_GIVEN TASK:_
Reply with only the number of lines that contain the string "over".

======

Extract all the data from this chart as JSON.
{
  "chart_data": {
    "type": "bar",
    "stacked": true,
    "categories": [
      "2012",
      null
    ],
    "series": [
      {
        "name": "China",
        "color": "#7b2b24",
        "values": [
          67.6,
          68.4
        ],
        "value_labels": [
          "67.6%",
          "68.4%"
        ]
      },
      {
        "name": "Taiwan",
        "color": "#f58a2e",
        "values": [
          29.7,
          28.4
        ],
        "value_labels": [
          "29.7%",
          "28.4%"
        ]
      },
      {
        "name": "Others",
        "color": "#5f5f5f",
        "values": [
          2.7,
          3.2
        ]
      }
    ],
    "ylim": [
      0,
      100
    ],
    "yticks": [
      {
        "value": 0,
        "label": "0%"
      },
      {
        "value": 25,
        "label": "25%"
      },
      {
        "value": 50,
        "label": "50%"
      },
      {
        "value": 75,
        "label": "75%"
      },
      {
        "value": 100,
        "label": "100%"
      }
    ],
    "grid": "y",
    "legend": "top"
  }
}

======

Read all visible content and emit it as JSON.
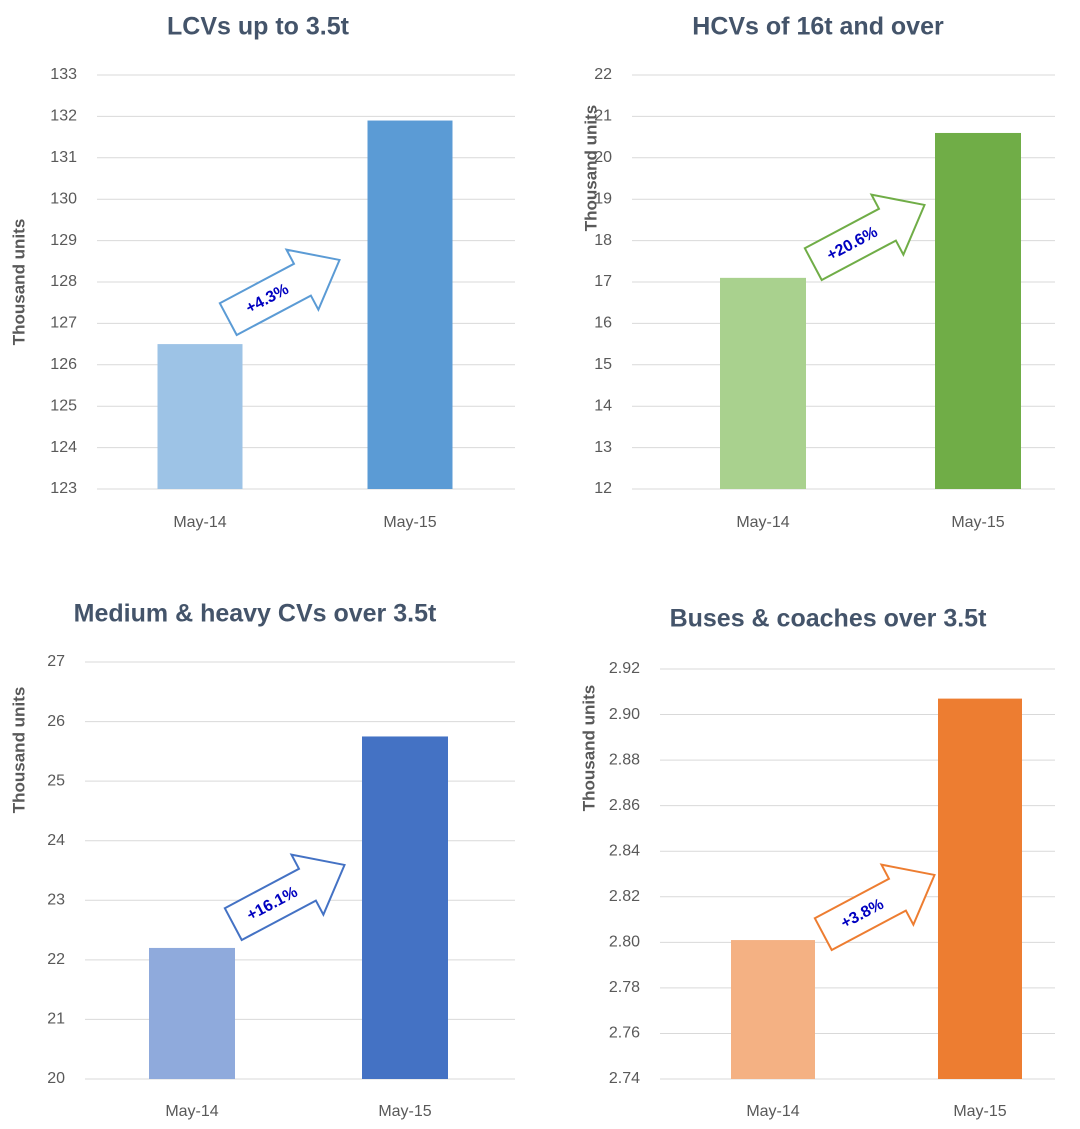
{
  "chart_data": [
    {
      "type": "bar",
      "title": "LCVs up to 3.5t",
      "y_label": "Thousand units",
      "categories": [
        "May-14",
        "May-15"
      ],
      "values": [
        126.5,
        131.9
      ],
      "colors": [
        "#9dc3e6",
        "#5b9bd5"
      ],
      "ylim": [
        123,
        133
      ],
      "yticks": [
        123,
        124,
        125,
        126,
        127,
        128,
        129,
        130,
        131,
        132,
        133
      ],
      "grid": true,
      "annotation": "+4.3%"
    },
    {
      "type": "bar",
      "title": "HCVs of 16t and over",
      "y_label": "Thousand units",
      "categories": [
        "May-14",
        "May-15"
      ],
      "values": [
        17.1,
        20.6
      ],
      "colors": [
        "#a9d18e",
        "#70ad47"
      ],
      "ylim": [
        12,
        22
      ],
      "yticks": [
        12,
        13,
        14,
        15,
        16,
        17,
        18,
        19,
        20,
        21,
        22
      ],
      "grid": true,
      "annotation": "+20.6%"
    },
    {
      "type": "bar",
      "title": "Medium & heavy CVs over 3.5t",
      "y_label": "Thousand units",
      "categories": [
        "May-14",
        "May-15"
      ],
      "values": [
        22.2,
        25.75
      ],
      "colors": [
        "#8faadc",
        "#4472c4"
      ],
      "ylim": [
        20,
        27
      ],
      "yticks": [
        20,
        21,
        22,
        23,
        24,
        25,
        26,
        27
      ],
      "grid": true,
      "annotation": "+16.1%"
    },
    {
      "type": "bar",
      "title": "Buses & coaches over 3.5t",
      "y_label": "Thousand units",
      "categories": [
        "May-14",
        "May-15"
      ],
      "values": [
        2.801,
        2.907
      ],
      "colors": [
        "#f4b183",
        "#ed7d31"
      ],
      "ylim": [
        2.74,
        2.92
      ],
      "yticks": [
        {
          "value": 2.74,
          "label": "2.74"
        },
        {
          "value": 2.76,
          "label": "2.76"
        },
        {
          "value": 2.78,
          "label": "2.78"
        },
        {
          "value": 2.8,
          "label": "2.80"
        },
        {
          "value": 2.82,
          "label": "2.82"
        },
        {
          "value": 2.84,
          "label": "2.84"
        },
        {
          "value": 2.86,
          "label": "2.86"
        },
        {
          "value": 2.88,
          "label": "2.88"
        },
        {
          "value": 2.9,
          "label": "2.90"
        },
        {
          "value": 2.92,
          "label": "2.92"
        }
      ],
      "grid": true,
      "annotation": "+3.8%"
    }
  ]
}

======

_THE COMPLETED TASK:_
3